- **Description of the task**
Scan the records for the word "которая". Copy each line that includes it.

===== Information provided

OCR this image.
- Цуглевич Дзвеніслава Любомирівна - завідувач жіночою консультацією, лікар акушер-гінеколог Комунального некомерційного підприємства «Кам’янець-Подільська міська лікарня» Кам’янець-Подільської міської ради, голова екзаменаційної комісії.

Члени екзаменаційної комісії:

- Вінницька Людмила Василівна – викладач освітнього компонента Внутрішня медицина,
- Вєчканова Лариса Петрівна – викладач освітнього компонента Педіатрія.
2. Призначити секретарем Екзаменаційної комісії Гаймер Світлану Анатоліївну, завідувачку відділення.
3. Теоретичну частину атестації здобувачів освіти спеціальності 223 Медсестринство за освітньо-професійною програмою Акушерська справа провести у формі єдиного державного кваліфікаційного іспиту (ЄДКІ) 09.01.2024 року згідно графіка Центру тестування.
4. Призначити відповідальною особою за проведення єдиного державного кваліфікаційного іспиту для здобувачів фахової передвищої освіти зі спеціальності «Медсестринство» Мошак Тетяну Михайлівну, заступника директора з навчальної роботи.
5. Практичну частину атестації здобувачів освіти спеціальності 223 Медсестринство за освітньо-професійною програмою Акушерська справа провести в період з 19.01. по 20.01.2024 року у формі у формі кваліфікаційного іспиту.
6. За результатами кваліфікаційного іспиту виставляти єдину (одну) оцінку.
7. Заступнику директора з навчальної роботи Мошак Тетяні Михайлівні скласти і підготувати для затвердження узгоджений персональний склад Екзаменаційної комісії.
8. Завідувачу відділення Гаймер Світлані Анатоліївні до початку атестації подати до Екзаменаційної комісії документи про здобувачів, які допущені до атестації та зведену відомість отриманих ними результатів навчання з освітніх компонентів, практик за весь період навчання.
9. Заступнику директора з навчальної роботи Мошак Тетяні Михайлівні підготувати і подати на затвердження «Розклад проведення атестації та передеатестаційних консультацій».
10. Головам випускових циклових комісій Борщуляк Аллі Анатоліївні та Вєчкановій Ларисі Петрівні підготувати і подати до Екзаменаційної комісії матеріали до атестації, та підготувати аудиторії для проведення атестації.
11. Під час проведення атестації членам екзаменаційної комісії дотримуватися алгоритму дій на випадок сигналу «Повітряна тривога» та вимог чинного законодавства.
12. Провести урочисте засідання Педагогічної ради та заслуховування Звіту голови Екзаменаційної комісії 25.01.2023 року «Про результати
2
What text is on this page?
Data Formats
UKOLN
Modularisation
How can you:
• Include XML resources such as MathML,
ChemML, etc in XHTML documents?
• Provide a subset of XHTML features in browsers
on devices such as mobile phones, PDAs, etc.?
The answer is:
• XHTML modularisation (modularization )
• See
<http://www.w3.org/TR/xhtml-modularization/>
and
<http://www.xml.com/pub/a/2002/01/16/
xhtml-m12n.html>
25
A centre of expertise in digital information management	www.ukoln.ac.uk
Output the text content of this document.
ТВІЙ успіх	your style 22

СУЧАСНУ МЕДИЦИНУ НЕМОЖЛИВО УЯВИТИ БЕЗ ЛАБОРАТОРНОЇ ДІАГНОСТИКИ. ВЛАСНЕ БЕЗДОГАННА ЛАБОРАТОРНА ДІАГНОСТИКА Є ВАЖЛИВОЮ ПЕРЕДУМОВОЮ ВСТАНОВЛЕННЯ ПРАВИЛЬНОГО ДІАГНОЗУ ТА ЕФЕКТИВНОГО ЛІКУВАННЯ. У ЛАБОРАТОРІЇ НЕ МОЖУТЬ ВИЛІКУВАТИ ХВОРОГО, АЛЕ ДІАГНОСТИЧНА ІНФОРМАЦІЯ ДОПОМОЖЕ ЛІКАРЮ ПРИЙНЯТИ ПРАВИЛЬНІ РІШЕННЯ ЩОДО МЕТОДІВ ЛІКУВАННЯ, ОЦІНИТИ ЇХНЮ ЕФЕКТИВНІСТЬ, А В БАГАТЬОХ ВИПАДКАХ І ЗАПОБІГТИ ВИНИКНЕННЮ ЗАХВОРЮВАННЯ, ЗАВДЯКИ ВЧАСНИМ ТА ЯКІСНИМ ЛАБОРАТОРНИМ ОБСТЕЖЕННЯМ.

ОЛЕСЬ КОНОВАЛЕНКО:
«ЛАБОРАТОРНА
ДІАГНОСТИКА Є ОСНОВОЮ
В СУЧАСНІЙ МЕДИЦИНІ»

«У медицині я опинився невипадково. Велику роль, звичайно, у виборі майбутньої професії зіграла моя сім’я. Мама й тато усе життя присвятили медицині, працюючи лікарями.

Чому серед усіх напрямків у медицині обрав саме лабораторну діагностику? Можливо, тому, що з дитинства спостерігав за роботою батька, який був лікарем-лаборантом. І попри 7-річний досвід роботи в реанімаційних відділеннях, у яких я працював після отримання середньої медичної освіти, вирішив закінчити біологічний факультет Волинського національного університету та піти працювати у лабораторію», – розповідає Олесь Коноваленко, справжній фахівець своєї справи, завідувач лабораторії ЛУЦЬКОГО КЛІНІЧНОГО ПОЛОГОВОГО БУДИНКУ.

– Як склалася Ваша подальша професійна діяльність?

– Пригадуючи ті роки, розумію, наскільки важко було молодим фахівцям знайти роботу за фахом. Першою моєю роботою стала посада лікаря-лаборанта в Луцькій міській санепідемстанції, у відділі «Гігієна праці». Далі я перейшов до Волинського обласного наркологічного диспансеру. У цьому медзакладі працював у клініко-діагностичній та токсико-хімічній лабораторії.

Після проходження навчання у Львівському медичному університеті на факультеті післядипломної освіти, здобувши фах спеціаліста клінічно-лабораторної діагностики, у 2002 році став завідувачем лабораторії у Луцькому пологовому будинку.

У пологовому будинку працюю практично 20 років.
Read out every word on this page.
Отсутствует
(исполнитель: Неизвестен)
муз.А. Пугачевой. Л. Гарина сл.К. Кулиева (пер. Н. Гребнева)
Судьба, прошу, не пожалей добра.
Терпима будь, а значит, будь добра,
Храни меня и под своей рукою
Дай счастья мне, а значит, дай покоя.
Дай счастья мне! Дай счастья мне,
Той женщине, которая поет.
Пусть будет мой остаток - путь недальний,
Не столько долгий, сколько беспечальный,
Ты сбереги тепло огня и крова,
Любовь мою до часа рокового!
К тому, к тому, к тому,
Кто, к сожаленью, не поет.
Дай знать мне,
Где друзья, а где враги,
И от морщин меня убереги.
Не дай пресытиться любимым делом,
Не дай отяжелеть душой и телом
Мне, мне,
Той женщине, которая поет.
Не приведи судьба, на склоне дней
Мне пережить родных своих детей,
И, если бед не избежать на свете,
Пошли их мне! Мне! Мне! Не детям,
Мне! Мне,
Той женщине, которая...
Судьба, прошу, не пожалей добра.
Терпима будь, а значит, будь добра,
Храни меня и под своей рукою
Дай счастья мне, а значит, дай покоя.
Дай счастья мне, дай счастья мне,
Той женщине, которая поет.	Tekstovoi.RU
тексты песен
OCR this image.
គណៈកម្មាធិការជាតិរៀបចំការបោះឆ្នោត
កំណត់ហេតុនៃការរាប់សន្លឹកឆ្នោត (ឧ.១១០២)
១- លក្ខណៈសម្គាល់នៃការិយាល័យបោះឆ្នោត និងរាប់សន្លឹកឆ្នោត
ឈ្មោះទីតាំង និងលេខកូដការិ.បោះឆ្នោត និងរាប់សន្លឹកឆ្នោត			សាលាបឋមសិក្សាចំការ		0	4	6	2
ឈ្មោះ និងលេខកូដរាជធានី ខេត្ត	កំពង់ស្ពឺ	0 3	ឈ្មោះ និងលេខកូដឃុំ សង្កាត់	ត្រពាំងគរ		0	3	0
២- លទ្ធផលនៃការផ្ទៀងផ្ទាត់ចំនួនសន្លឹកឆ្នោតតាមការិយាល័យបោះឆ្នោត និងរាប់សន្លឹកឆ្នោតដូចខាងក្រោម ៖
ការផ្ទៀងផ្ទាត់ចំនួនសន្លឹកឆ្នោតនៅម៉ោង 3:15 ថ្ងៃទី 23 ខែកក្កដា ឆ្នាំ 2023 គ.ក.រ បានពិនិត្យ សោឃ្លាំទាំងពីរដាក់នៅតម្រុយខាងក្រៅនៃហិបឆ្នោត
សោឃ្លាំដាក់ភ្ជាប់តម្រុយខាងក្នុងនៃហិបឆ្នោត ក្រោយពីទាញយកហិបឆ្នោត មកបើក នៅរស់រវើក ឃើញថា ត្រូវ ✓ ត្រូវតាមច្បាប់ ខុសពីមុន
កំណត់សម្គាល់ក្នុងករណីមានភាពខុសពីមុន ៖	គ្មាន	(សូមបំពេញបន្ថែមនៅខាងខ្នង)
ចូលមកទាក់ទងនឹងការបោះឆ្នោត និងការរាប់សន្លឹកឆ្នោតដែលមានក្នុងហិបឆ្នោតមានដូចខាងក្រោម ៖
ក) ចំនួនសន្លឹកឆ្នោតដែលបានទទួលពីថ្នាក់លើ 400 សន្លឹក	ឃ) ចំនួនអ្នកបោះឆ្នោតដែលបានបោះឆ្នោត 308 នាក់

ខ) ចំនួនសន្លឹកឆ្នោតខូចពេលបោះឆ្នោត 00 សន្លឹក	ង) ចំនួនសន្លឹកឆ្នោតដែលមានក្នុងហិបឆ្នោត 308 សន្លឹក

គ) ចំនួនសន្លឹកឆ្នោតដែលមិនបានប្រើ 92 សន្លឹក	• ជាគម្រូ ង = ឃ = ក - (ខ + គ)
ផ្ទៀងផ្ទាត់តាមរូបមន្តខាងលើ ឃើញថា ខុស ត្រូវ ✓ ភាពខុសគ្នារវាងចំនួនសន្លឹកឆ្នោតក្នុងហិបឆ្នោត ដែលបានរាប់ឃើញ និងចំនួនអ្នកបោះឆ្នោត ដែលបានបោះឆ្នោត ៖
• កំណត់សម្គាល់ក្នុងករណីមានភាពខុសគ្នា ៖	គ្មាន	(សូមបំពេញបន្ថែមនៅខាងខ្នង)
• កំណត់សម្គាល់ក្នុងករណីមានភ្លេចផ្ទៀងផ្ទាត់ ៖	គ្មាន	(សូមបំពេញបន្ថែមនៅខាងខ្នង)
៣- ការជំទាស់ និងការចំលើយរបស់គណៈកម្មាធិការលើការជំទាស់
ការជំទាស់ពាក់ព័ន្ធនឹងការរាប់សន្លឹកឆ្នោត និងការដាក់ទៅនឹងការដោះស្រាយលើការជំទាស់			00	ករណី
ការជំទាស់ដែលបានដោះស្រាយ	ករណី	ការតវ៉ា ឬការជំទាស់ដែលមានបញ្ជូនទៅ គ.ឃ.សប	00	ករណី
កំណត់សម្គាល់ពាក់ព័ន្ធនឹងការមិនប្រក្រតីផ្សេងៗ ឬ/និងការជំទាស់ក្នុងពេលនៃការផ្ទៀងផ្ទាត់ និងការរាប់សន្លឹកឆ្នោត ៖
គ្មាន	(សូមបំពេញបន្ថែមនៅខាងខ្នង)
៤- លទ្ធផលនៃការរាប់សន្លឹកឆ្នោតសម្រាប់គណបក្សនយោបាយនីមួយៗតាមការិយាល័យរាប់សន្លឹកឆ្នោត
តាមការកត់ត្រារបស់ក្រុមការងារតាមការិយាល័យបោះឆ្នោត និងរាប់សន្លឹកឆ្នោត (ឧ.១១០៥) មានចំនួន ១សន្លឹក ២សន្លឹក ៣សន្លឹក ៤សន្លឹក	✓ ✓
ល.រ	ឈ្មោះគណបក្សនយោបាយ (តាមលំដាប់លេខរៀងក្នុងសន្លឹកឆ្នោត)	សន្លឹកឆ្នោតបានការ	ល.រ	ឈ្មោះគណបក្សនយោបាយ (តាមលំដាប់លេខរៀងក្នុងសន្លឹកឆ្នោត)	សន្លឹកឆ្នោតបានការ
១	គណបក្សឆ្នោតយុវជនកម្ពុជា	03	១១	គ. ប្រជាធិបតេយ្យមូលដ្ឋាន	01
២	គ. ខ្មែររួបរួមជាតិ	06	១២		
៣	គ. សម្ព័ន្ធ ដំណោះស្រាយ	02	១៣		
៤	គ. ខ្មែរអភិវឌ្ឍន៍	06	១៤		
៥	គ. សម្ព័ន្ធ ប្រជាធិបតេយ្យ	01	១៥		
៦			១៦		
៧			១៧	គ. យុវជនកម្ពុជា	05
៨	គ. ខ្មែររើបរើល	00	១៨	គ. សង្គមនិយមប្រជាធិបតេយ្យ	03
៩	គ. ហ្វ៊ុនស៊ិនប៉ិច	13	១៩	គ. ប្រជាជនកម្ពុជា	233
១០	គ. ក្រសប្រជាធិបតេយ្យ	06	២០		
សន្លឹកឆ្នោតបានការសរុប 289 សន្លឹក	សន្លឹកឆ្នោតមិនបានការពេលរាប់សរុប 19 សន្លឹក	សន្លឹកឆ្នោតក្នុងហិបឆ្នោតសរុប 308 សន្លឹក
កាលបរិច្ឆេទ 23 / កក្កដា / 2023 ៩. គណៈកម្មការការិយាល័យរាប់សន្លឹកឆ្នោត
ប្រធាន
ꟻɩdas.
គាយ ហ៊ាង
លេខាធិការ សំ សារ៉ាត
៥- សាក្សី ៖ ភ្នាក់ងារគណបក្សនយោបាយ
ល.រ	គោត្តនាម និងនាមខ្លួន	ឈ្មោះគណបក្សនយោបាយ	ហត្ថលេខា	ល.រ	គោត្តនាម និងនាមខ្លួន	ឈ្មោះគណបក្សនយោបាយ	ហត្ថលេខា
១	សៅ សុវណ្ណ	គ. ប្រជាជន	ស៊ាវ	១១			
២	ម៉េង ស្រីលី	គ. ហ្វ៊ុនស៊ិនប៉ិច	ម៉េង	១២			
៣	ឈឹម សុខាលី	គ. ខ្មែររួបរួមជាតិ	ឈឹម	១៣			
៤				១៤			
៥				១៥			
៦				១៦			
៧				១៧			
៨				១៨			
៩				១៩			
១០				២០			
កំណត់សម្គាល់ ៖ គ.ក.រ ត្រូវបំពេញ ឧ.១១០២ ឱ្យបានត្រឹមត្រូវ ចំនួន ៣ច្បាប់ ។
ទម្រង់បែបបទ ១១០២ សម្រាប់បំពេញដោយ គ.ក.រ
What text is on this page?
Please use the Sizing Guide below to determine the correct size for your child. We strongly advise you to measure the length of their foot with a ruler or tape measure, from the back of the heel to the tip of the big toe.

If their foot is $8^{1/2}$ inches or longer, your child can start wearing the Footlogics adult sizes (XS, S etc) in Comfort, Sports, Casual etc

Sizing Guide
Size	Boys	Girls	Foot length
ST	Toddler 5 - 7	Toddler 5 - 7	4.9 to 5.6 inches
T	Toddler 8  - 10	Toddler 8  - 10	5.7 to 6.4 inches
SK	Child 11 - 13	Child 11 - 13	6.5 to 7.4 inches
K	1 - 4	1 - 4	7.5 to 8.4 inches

==========

- **The solution**
Той женщине, которая поет.
Той женщине, которая поет.
Той женщине, которая...
Той женщине, которая поет.	Tekstovoi.RU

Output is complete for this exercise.